**本文抜粋**:
------------------------------------------------------------

裁判官はどのような判決を下したのか、その結論を憲法学者や法曹関係者は、どのように評価したのか。一緒に考えてみてください。
大きな「広場」
広坂の交差点。撮影:坂本正敬。
金沢を代表する観光スポットといえば、日本三名園の1つとして有名な<兼六園>だ。
兼六園から、金沢城公園との間にあるお堀通りを下ると、右手に美しい並木道が見えてくる。
この並木道は、かつては「広坂通り」と呼ばれていた。現在は百万石通りとして親しまれており、金沢市を代表する繁華街・香林坊へと続いている。
<金沢21世紀美術館>。撮影:坂本正敬。
広坂の交差点の左手にはガラス張りの<金沢21世紀美術館>があり、少し進むと右手には格調高い建物が見えてくる。
この建物は1924年(大正13年)に建てられ、2002年(平成14年)までの78年間、石川県庁舎として使用されてきた。
<石川県政記念 しいのき迎賓館>。写真:石川県観光連盟。
現在は正面側を残して減築され、2010年(平成22年)に<石川県政記念 しいのき迎賓館>として生まれ変わっている。北陸の人たちであれば、誰もが知るエリアに違いない。
さらに足を進めると視界が広がり、2つの大きなスペースが見えてくる。
市庁舎前広場。奥は<市役所第一本庁舎>。写真は現在の様子で、2016年(平成28年)の整備事業が終わった後の状態である。
1つめは、<市庁舎前広場>と呼ばれる。香林坊に向かって左手に見える大きな「広場」(実際は公共の広場というより、庁舎へのアプローチ空間なのでかっこ書きの「広場」の表記)で、奥にはオレンジ色の金沢市の<市役所第一本庁舎>が見える。
<四高記念文化交流館>。
赤レンガの建物は、かつて旧制第四高等学校、通称「四高(しこう)」の校舎として使われていた。
現在は<四高記念文化交流館>に改装され、文学や資料が展示されている他、貸会議室は各種の研修会やコスプレイヤーの撮影会の控室などに使われている。
百万石通りからは見えにくいが、「四高」の奥にある広場は、かつて「中央公園」と呼ばれていた。「四高」の改装に伴い、「いしかわ四高記念公園」という名前に改められた。
今回の「謎解き」は、これら2つの広大なスペースを巡る物語である。

------------------------------------------------------------

**問題文**:
本文抜粋の「現在は正面側を残して減築され」から「市役所第一本庁舎>が見える。」までを、「市庁舎前広場」を「市役所前広場」に置き換えて書き直してください。

**提供データ**:
------------------------------------------------------------

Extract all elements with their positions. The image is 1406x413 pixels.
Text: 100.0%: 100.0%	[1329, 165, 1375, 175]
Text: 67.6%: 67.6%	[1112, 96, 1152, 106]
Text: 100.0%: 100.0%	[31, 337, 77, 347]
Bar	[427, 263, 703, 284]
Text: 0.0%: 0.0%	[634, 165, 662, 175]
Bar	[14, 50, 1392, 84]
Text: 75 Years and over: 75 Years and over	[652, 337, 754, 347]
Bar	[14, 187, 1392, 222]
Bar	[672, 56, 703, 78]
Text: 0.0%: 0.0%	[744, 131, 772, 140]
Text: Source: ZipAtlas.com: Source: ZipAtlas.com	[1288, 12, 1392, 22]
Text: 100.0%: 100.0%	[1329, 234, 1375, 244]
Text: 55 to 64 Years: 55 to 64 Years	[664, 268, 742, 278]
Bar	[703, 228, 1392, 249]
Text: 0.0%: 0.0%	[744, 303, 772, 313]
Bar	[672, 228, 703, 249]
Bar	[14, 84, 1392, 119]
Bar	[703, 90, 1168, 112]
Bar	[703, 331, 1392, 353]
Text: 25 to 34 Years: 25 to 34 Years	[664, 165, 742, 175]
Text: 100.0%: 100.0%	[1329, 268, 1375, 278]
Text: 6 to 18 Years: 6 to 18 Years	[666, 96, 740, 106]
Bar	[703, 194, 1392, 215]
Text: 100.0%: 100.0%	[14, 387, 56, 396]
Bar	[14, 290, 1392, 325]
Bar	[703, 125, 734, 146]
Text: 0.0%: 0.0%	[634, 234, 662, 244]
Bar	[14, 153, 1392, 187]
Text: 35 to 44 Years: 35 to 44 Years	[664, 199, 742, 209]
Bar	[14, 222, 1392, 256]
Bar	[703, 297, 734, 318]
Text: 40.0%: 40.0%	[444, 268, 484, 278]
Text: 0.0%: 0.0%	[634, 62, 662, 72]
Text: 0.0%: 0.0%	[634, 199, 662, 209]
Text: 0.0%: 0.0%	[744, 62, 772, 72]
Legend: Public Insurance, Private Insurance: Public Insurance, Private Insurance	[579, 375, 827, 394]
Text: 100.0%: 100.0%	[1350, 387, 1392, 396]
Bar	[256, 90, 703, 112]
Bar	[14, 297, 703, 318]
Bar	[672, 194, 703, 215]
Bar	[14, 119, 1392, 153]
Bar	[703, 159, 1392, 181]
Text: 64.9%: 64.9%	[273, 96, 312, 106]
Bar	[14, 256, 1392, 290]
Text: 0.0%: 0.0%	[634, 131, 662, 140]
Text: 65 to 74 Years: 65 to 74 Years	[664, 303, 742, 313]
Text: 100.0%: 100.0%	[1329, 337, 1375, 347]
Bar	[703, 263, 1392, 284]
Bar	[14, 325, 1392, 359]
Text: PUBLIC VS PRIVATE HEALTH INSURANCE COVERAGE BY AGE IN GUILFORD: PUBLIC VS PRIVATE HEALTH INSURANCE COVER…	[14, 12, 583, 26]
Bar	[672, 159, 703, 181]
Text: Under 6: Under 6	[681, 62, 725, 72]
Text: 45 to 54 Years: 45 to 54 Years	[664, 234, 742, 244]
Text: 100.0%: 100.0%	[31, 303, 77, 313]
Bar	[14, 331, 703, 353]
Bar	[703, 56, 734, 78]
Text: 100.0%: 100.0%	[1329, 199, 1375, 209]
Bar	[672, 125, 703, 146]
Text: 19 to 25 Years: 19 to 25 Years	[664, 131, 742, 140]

------------------------------------------------------------

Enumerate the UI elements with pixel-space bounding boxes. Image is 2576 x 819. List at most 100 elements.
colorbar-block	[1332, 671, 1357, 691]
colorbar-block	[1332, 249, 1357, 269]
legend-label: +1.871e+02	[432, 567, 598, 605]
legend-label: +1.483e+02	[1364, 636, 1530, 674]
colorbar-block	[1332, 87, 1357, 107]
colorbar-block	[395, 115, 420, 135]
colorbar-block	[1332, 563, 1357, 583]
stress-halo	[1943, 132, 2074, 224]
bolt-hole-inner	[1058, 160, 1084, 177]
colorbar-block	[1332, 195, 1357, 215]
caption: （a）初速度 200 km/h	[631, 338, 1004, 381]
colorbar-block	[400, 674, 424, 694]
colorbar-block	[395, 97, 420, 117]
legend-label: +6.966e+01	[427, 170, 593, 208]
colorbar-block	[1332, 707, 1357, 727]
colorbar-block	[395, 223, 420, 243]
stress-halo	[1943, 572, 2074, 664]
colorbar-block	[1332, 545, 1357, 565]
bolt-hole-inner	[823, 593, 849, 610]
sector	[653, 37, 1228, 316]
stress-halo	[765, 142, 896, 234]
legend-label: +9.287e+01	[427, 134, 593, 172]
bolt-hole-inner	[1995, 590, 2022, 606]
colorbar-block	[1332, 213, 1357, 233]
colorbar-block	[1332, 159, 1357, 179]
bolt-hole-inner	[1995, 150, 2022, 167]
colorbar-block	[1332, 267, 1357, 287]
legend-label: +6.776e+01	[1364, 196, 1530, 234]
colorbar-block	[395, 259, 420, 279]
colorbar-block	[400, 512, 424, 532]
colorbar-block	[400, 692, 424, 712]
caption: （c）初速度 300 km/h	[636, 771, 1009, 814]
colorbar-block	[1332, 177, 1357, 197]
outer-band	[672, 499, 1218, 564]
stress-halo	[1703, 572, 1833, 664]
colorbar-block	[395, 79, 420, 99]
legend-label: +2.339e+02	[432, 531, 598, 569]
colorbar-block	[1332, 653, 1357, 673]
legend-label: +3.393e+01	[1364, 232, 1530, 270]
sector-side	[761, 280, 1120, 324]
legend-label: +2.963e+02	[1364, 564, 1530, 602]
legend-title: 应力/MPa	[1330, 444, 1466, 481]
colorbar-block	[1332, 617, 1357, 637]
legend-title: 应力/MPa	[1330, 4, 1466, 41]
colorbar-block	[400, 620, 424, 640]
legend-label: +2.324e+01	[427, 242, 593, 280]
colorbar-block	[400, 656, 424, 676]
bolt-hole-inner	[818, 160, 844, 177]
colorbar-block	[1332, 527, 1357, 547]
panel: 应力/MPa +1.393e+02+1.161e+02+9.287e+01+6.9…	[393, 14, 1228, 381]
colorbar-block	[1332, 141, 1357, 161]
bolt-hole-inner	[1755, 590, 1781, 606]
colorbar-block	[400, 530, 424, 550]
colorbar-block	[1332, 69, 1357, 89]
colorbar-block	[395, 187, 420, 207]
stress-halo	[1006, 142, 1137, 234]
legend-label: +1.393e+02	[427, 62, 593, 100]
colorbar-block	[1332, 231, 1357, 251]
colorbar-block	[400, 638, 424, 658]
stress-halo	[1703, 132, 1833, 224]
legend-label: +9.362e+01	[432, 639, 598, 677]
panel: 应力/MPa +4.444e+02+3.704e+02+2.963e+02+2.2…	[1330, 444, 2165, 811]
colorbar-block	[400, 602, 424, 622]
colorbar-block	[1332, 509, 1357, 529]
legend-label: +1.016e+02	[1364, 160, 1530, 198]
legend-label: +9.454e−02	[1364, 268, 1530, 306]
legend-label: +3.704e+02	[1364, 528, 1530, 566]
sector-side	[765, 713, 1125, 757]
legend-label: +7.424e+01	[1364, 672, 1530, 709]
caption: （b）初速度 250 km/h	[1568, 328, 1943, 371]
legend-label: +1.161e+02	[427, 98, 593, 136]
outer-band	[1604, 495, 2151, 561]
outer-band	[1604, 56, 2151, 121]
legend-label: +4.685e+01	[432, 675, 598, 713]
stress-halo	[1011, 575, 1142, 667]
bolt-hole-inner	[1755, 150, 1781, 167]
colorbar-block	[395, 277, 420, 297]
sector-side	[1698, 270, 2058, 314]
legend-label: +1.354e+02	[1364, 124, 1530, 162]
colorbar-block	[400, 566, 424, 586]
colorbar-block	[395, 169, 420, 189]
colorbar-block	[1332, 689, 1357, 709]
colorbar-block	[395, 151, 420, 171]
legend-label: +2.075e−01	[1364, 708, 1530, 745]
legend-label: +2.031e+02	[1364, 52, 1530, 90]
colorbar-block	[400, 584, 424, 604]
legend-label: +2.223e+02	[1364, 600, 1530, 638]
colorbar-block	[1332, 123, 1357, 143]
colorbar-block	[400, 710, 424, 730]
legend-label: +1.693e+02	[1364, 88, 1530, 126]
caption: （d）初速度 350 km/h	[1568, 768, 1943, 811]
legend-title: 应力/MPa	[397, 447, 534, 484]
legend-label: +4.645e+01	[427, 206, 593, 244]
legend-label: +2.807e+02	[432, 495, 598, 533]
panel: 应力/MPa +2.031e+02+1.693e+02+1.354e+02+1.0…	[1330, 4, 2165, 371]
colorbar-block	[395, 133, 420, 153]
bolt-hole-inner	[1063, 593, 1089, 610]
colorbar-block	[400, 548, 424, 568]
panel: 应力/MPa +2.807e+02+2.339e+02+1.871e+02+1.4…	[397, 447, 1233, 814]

------------------------------------------------------------

**解答**:
現在は正面側を残して減築され、2010年(平成22年)に<石川県政記念 しいのき迎賓館>として生まれ変わっている。北陸の人たちであれば、誰もが知るエリアに違いない。
さらに足を進めると視界が広がり、2つの大きなスペースが見えてくる。
市役所前広場。奥は<市役所第一本庁舎>。写真は現在の様子で、2016年(平成28年)の整備事業が終わった後の状態である。
1つめは、<市役所前広場>と呼ばれる。香林坊に向かって左手に見える大きな「広場」(実際は公共の広場というより、庁舎へのアプローチ空間なのでかっこ書きの「広場」の表記)で、奥にはオレンジ色の金沢市の<市役所第一本庁舎>が見える。